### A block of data

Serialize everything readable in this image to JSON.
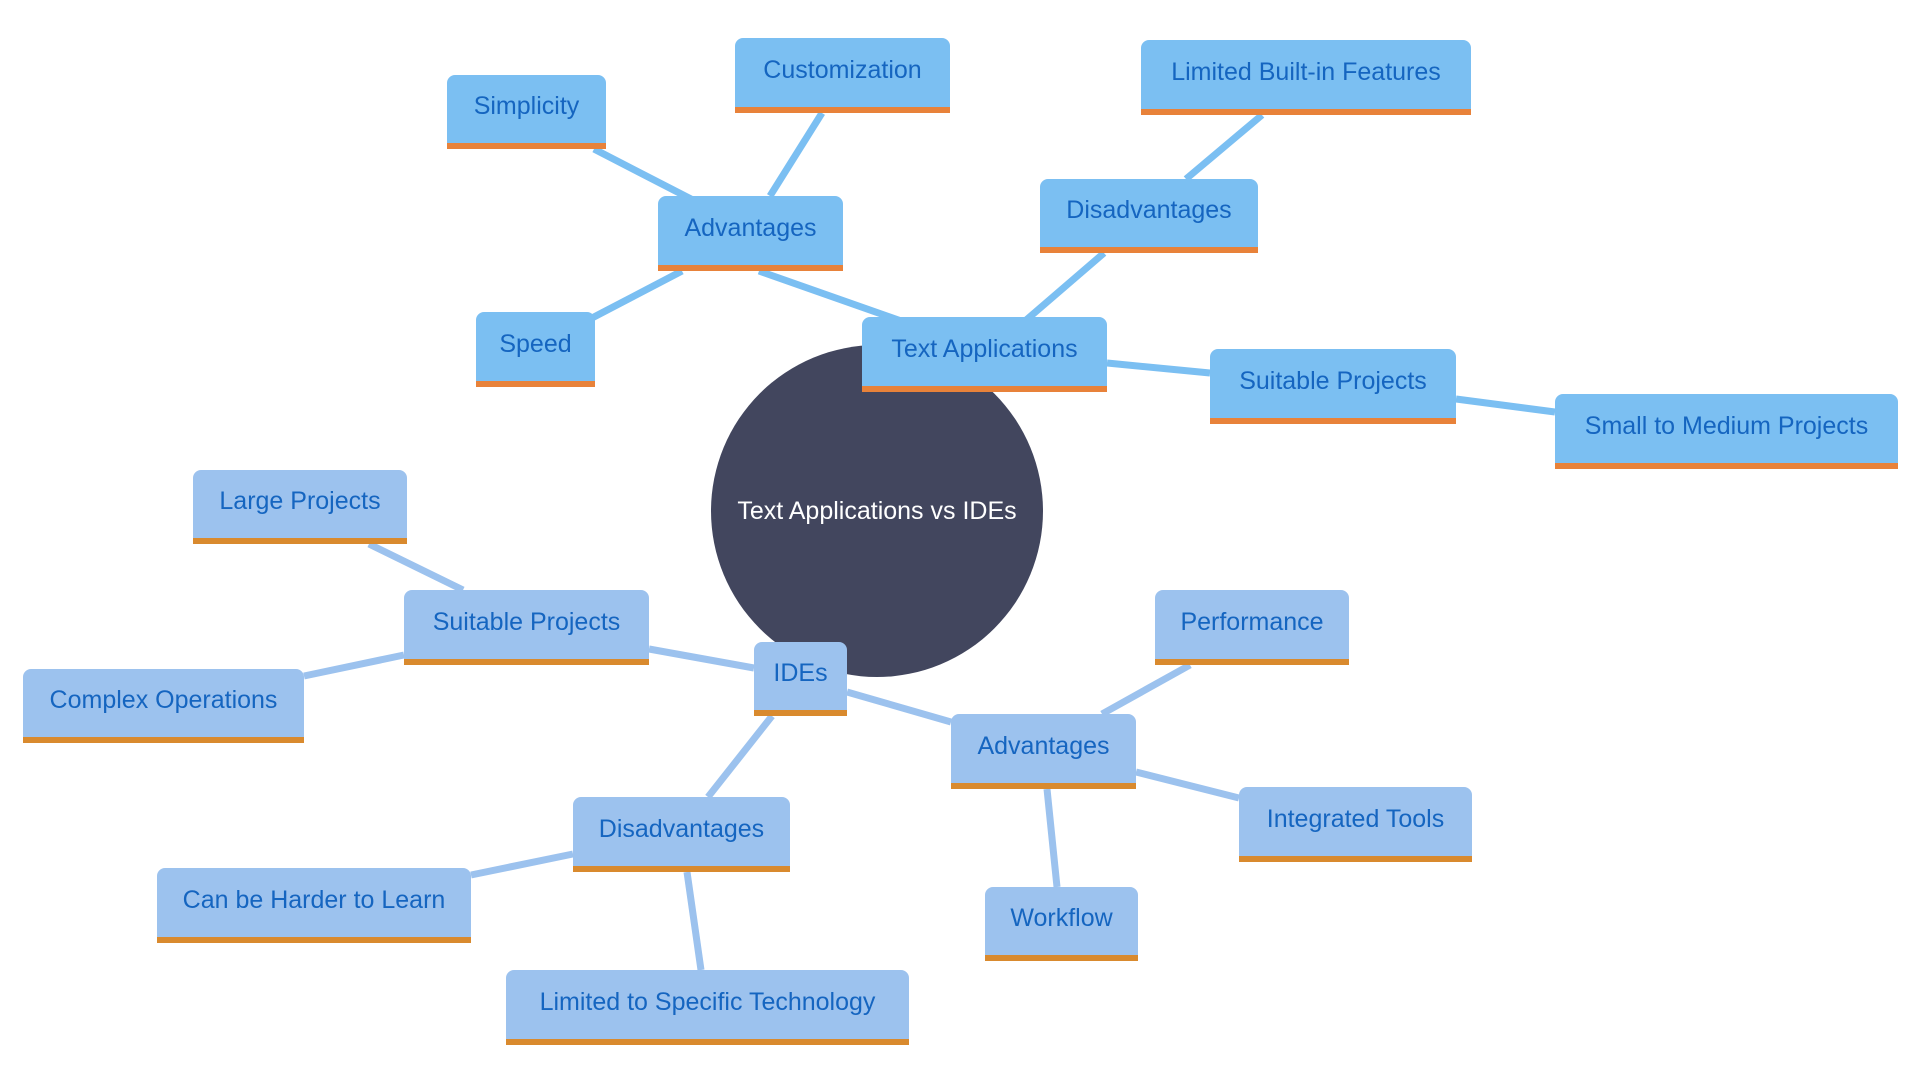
{
  "colors": {
    "text_apps_fill": "#7bbff2",
    "text_apps_line": "#7bbff2",
    "ides_fill": "#9cc2ee",
    "ides_line": "#9cc2ee",
    "accent_border_text_apps": "#e8823a",
    "accent_border_ides": "#d98a2e",
    "node_text": "#1565c0",
    "center_fill": "#42465e",
    "center_text": "#ffffff"
  },
  "root": {
    "label": "Text Applications vs IDEs"
  },
  "text_applications": {
    "label": "Text Applications",
    "advantages": {
      "label": "Advantages",
      "items": [
        "Customization",
        "Simplicity",
        "Speed"
      ]
    },
    "disadvantages": {
      "label": "Disadvantages",
      "items": [
        "Limited Built-in Features"
      ]
    },
    "suitable_projects": {
      "label": "Suitable Projects",
      "items": [
        "Small to Medium Projects"
      ]
    }
  },
  "ides": {
    "label": "IDEs",
    "suitable_projects": {
      "label": "Suitable Projects",
      "items": [
        "Large Projects",
        "Complex Operations"
      ]
    },
    "advantages": {
      "label": "Advantages",
      "items": [
        "Performance",
        "Integrated Tools",
        "Workflow"
      ]
    },
    "disadvantages": {
      "label": "Disadvantages",
      "items": [
        "Can be Harder to Learn",
        "Limited to Specific Technology"
      ]
    }
  }
}
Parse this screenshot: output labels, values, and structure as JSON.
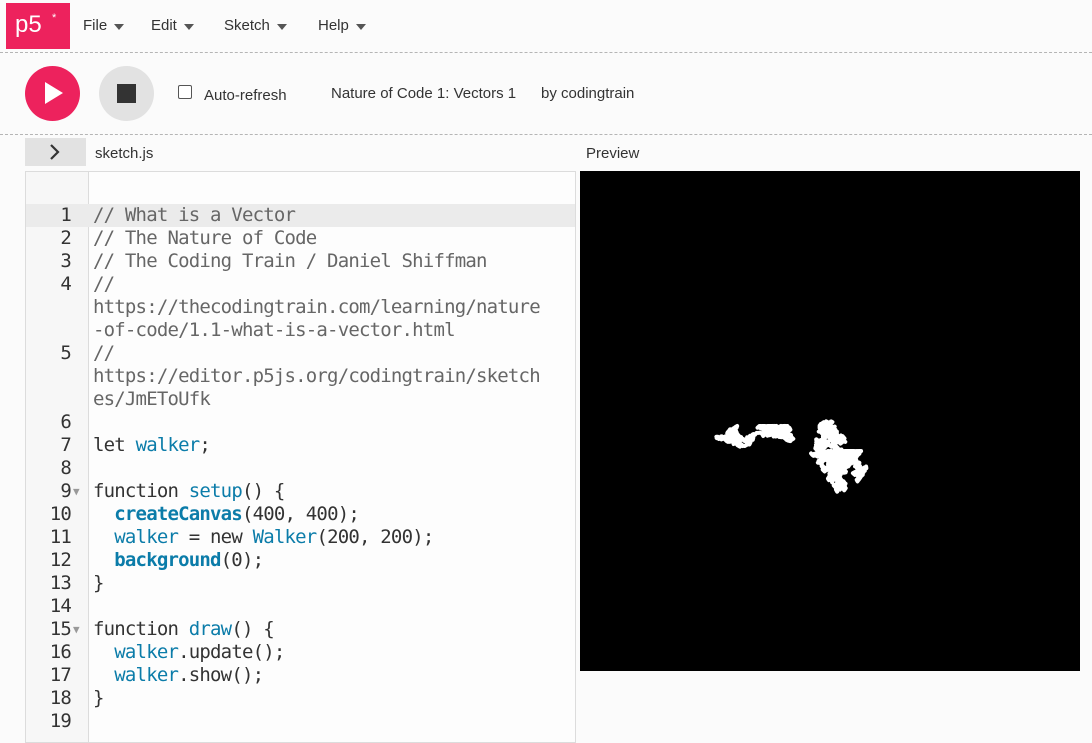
{
  "app": {
    "logo": "p5",
    "logo_mark": "*"
  },
  "menu": [
    {
      "label": "File"
    },
    {
      "label": "Edit"
    },
    {
      "label": "Sketch"
    },
    {
      "label": "Help"
    }
  ],
  "toolbar": {
    "play_icon": "play-icon",
    "stop_icon": "stop-icon",
    "autorefresh_label": "Auto-refresh",
    "autorefresh_checked": false,
    "project_name": "Nature of Code 1: Vectors 1",
    "project_owner": "by codingtrain"
  },
  "editor": {
    "sidebar_toggle_icon": "chevron-right-icon",
    "file_name": "sketch.js",
    "lines": [
      {
        "n": "1",
        "text": "// What is a Vector"
      },
      {
        "n": "2",
        "text": "// The Nature of Code"
      },
      {
        "n": "3",
        "text": "// The Coding Train / Daniel Shiffman"
      },
      {
        "n": "4",
        "text": "//"
      },
      {
        "n": "",
        "text": "https://thecodingtrain.com/learning/nature"
      },
      {
        "n": "",
        "text": "-of-code/1.1-what-is-a-vector.html"
      },
      {
        "n": "5",
        "text": "//"
      },
      {
        "n": "",
        "text": "https://editor.p5js.org/codingtrain/sketch"
      },
      {
        "n": "",
        "text": "es/JmEToUfk"
      },
      {
        "n": "6",
        "text": ""
      },
      {
        "n": "7",
        "text": "let walker;"
      },
      {
        "n": "8",
        "text": ""
      },
      {
        "n": "9",
        "text": "function setup() {",
        "fold": "▼"
      },
      {
        "n": "10",
        "text": "  createCanvas(400, 400);"
      },
      {
        "n": "11",
        "text": "  walker = new Walker(200, 200);"
      },
      {
        "n": "12",
        "text": "  background(0);"
      },
      {
        "n": "13",
        "text": "}"
      },
      {
        "n": "14",
        "text": ""
      },
      {
        "n": "15",
        "text": "function draw() {",
        "fold": "▼"
      },
      {
        "n": "16",
        "text": "  walker.update();"
      },
      {
        "n": "17",
        "text": "  walker.show();"
      },
      {
        "n": "18",
        "text": "}"
      },
      {
        "n": "19",
        "text": ""
      }
    ]
  },
  "preview": {
    "label": "Preview",
    "canvas_background": "#000000",
    "walker_color": "#ffffff"
  },
  "colors": {
    "accent": "#ed225d",
    "code_function": "#0b7ca9"
  }
}
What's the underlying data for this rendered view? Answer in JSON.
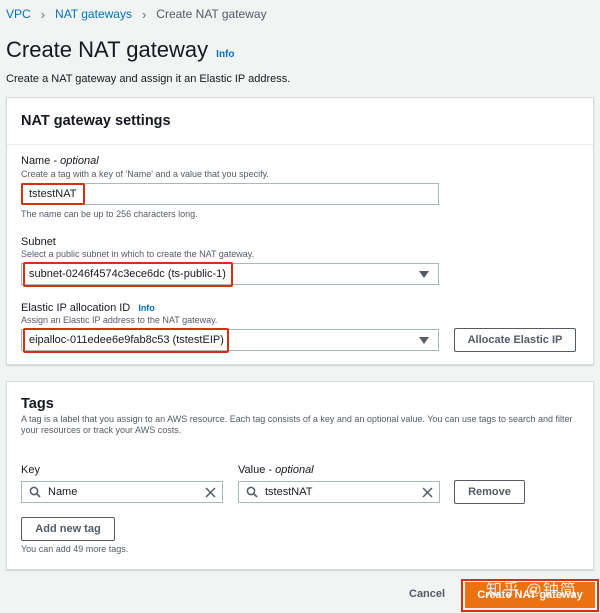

### EXERCISE AIM
In the copy, include all records verbatim but no images.

### EXERCISE RESPONSE
Serialize everything readable in this image to JSON.
{
  "colors": {
    "text_apps_fill": "#7bbff2",
    "text_apps_line": "#7bbff2",
    "ides_fill": "#9cc2ee",
    "ides_line": "#9cc2ee",
    "accent_border_text_apps": "#e8823a",
    "accent_border_ides": "#d98a2e",
    "node_text": "#1565c0",
    "center_fill": "#42465e",
    "center_text": "#ffffff"
  },
  "root": {
    "label": "Text Applications vs IDEs"
  },
  "text_applications": {
    "label": "Text Applications",
    "advantages": {
      "label": "Advantages",
      "items": [
        "Customization",
        "Simplicity",
        "Speed"
      ]
    },
    "disadvantages": {
      "label": "Disadvantages",
      "items": [
        "Limited Built-in Features"
      ]
    },
    "suitable_projects": {
      "label": "Suitable Projects",
      "items": [
        "Small to Medium Projects"
      ]
    }
  },
  "ides": {
    "label": "IDEs",
    "suitable_projects": {
      "label": "Suitable Projects",
      "items": [
        "Large Projects",
        "Complex Operations"
      ]
    },
    "advantages": {
      "label": "Advantages",
      "items": [
        "Performance",
        "Integrated Tools",
        "Workflow"
      ]
    },
    "disadvantages": {
      "label": "Disadvantages",
      "items": [
        "Can be Harder to Learn",
        "Limited to Specific Technology"
      ]
    }
  }
}
Parse this screenshot: output labels, values, and structure as JSON.
{
  "app": {
    "logo": "p5",
    "logo_mark": "*"
  },
  "menu": [
    {
      "label": "File"
    },
    {
      "label": "Edit"
    },
    {
      "label": "Sketch"
    },
    {
      "label": "Help"
    }
  ],
  "toolbar": {
    "play_icon": "play-icon",
    "stop_icon": "stop-icon",
    "autorefresh_label": "Auto-refresh",
    "autorefresh_checked": false,
    "project_name": "Nature of Code 1: Vectors 1",
    "project_owner": "by codingtrain"
  },
  "editor": {
    "sidebar_toggle_icon": "chevron-right-icon",
    "file_name": "sketch.js",
    "lines": [
      {
        "n": "1",
        "text": "// What is a Vector"
      },
      {
        "n": "2",
        "text": "// The Nature of Code"
      },
      {
        "n": "3",
        "text": "// The Coding Train / Daniel Shiffman"
      },
      {
        "n": "4",
        "text": "//"
      },
      {
        "n": "",
        "text": "https://thecodingtrain.com/learning/nature"
      },
      {
        "n": "",
        "text": "-of-code/1.1-what-is-a-vector.html"
      },
      {
        "n": "5",
        "text": "//"
      },
      {
        "n": "",
        "text": "https://editor.p5js.org/codingtrain/sketch"
      },
      {
        "n": "",
        "text": "es/JmEToUfk"
      },
      {
        "n": "6",
        "text": ""
      },
      {
        "n": "7",
        "text": "let walker;"
      },
      {
        "n": "8",
        "text": ""
      },
      {
        "n": "9",
        "text": "function setup() {",
        "fold": "▼"
      },
      {
        "n": "10",
        "text": "  createCanvas(400, 400);"
      },
      {
        "n": "11",
        "text": "  walker = new Walker(200, 200);"
      },
      {
        "n": "12",
        "text": "  background(0);"
      },
      {
        "n": "13",
        "text": "}"
      },
      {
        "n": "14",
        "text": ""
      },
      {
        "n": "15",
        "text": "function draw() {",
        "fold": "▼"
      },
      {
        "n": "16",
        "text": "  walker.update();"
      },
      {
        "n": "17",
        "text": "  walker.show();"
      },
      {
        "n": "18",
        "text": "}"
      },
      {
        "n": "19",
        "text": ""
      }
    ]
  },
  "preview": {
    "label": "Preview",
    "canvas_background": "#000000",
    "walker_color": "#ffffff"
  },
  "colors": {
    "accent": "#ed225d",
    "code_function": "#0b7ca9"
  }
}
What's the underlying data for this rendered view? Answer in JSON.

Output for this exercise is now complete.